[Dataset rows]

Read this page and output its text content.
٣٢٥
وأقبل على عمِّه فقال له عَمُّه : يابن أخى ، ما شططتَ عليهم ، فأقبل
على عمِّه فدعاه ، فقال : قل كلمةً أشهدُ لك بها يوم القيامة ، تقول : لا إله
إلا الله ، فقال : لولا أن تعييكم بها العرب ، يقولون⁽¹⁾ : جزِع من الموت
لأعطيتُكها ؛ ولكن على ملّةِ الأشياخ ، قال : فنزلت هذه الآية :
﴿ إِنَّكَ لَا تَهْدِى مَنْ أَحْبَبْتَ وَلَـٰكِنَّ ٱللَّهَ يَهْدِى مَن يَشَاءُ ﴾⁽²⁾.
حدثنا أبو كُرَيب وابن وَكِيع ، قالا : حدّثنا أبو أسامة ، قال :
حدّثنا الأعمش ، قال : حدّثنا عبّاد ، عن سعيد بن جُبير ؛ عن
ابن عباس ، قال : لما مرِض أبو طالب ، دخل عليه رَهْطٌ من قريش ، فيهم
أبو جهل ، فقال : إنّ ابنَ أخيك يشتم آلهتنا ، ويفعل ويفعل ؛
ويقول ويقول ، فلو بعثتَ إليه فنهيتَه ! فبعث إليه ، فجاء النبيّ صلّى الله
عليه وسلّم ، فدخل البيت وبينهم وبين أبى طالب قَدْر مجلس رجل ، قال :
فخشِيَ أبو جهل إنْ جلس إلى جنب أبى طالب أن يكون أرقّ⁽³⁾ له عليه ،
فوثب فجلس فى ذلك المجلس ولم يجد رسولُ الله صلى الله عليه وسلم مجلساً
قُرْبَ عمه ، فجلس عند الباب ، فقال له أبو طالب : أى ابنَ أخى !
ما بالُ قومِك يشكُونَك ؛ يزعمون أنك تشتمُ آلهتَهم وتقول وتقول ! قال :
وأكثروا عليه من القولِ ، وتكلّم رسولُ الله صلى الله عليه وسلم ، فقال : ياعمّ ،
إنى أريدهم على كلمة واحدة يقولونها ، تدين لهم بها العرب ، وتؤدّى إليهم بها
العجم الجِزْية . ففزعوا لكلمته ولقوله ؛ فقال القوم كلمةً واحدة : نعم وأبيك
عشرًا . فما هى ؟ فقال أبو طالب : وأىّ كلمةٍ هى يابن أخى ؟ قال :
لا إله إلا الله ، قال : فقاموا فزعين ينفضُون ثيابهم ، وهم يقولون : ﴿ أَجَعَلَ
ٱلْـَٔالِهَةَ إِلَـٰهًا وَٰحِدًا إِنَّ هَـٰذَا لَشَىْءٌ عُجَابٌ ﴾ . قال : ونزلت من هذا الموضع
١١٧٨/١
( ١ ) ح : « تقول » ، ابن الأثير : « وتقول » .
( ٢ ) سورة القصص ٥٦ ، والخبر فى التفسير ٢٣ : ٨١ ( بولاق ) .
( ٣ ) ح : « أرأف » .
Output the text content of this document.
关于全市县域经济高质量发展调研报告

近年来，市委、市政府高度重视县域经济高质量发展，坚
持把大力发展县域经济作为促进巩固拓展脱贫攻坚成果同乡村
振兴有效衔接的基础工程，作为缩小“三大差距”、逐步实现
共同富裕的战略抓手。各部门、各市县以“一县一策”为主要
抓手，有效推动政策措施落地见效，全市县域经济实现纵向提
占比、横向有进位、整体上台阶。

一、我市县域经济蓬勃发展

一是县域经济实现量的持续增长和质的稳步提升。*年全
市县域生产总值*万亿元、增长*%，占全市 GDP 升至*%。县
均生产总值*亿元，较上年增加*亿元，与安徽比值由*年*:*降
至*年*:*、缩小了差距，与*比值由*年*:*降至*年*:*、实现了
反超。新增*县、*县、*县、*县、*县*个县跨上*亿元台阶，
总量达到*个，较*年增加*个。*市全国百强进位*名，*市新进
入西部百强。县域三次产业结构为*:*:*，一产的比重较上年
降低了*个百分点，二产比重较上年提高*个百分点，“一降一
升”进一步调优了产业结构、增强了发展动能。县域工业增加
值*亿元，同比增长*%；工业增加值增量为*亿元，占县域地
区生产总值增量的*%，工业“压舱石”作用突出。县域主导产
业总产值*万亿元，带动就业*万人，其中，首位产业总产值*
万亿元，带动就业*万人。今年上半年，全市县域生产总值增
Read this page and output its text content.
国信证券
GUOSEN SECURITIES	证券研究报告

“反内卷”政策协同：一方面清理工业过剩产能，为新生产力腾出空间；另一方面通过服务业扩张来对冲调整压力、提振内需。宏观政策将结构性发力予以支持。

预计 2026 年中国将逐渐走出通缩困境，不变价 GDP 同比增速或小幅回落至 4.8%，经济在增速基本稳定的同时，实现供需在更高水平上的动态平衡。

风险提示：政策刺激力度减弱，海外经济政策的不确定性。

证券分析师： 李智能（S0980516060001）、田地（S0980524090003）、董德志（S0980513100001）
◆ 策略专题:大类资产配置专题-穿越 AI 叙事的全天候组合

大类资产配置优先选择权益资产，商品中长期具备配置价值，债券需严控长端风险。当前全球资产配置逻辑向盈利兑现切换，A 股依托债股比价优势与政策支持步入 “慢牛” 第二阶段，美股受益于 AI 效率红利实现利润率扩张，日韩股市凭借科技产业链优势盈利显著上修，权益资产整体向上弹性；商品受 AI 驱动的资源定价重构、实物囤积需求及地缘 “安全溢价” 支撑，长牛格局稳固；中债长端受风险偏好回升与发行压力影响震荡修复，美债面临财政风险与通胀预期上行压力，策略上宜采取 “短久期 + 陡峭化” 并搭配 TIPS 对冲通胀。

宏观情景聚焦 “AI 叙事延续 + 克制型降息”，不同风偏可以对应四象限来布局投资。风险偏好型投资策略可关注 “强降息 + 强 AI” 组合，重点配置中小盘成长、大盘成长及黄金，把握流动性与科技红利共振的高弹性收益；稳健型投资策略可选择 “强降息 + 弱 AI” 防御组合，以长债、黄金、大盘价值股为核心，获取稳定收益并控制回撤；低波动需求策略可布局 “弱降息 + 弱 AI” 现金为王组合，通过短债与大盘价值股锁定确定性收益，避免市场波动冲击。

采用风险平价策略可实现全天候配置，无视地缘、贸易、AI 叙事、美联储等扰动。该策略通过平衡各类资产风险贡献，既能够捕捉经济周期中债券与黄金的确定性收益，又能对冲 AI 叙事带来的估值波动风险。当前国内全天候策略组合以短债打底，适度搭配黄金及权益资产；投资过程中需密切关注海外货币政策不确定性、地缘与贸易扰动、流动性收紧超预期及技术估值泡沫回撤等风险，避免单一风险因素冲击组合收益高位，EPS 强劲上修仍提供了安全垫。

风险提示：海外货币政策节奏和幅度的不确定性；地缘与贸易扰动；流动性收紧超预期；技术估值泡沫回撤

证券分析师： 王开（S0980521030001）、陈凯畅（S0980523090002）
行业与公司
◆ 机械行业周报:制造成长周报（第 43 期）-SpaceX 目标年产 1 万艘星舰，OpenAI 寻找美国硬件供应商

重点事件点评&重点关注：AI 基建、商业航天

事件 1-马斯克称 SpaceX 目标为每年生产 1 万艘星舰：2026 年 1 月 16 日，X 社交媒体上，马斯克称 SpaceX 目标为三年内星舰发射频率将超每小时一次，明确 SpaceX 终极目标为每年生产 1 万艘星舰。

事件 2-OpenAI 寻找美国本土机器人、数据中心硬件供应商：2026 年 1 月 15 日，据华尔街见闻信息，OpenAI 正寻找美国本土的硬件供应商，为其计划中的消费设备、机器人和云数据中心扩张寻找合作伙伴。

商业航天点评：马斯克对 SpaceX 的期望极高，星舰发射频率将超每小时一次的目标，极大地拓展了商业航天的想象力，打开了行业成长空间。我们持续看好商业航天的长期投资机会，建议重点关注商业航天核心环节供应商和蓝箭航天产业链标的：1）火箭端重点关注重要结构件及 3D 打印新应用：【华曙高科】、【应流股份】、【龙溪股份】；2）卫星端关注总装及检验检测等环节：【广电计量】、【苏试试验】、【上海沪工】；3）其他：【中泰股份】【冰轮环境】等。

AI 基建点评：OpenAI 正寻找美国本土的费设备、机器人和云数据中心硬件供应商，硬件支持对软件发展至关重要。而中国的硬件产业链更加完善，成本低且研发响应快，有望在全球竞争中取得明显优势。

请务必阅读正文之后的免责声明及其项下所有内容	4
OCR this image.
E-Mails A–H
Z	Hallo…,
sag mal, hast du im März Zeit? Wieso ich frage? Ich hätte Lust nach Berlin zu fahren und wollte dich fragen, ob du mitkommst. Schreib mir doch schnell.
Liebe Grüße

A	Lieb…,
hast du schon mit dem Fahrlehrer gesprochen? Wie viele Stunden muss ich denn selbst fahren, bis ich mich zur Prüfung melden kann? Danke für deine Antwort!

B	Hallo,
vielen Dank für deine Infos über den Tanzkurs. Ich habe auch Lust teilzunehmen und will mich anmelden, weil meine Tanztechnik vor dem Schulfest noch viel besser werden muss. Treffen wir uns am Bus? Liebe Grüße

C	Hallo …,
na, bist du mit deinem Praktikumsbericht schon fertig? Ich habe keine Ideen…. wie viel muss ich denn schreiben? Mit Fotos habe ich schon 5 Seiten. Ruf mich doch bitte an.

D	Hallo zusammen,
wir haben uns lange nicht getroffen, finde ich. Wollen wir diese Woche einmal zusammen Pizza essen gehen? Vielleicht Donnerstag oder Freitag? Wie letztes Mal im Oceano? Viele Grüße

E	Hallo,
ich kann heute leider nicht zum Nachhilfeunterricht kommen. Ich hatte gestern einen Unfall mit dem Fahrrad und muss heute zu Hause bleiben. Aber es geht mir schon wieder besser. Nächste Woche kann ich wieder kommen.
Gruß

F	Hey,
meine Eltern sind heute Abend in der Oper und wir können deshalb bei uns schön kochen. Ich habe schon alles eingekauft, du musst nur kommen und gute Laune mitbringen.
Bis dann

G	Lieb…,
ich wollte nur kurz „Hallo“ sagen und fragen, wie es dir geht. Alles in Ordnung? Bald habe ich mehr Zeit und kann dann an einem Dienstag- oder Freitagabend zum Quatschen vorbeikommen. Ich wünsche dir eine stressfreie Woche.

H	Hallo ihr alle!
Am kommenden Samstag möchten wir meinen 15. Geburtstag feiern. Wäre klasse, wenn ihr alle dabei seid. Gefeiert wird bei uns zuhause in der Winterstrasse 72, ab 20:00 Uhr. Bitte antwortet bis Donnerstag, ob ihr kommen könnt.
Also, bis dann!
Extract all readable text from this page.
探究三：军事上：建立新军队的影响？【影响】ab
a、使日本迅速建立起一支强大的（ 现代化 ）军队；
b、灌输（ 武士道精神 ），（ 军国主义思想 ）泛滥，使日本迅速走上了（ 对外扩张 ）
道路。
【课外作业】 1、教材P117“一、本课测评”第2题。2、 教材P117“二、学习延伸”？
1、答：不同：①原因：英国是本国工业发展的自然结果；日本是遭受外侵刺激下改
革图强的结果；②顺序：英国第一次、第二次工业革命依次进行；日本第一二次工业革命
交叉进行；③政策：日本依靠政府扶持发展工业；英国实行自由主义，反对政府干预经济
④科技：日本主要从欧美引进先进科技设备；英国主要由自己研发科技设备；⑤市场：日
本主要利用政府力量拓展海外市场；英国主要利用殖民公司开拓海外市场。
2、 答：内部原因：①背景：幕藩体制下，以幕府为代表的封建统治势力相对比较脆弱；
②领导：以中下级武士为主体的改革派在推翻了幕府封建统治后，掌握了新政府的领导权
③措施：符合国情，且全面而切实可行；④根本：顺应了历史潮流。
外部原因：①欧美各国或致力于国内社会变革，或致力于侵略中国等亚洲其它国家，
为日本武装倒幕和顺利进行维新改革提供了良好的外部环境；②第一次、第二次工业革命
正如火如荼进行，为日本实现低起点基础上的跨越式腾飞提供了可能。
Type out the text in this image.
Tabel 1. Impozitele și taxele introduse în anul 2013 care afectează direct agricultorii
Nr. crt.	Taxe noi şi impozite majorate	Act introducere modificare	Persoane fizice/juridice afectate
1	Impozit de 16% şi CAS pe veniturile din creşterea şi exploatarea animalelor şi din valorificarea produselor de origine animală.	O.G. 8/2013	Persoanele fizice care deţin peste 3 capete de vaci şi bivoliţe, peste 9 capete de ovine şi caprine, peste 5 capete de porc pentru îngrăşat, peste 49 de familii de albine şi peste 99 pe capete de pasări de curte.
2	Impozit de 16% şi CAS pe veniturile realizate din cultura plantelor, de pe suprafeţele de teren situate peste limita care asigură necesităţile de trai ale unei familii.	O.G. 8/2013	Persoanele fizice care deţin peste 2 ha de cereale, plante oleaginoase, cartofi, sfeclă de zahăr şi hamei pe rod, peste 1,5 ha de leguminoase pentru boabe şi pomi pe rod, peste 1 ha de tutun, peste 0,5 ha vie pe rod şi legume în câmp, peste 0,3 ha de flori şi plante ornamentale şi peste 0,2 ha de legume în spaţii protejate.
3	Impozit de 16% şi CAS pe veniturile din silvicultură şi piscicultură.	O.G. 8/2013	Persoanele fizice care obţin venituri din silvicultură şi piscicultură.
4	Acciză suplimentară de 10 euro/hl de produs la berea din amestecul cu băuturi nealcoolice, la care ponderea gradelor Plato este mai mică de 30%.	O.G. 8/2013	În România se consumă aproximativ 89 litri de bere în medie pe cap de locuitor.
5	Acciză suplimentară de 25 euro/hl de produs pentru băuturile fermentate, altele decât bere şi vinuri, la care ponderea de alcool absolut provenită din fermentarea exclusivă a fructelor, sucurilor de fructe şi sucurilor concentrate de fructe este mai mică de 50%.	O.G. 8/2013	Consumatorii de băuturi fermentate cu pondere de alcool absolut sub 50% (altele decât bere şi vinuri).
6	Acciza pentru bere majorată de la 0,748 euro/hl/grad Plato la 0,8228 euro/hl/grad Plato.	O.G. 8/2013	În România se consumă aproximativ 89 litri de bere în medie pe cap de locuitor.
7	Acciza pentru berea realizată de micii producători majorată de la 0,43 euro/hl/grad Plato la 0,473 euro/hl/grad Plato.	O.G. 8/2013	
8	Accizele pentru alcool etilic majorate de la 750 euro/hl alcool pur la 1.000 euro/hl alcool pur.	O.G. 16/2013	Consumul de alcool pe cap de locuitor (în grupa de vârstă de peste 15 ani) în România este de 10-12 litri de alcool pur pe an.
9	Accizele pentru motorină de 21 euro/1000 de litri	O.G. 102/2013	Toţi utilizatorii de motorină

— WHAT NEEDS TO BE DONE —
Filter the records down to the lines that contain the string "SpaceX", and copy those lines.

— EXPECTED ANSWER —
◆ 机械行业周报:制造成长周报（第 43 期）-SpaceX 目标年产 1 万艘星舰，OpenAI 寻找美国硬件供应商
事件 1-马斯克称 SpaceX 目标为每年生产 1 万艘星舰：2026 年 1 月 16 日，X 社交媒体上，马斯克称 SpaceX 目标为三年内星舰发射频率将超每小时一次，明确 SpaceX 终极目标为每年生产 1 万艘星舰。
商业航天点评：马斯克对 SpaceX 的期望极高，星舰发射频率将超每小时一次的目标，极大地拓展了商业航天的想象力，打开了行业成长空间。我们持续看好商业航天的长期投资机会，建议重点关注商业航天核心环节供应商和蓝箭航天产业链标的：1）火箭端重点关注重要结构件及 3D 打印新应用：【华曙高科】、【应流股份】、【龙溪股份】；2）卫星端关注总装及检验检测等环节：【广电计量】、【苏试试验】、【上海沪工】；3）其他：【中泰股份】【冰轮环境】等。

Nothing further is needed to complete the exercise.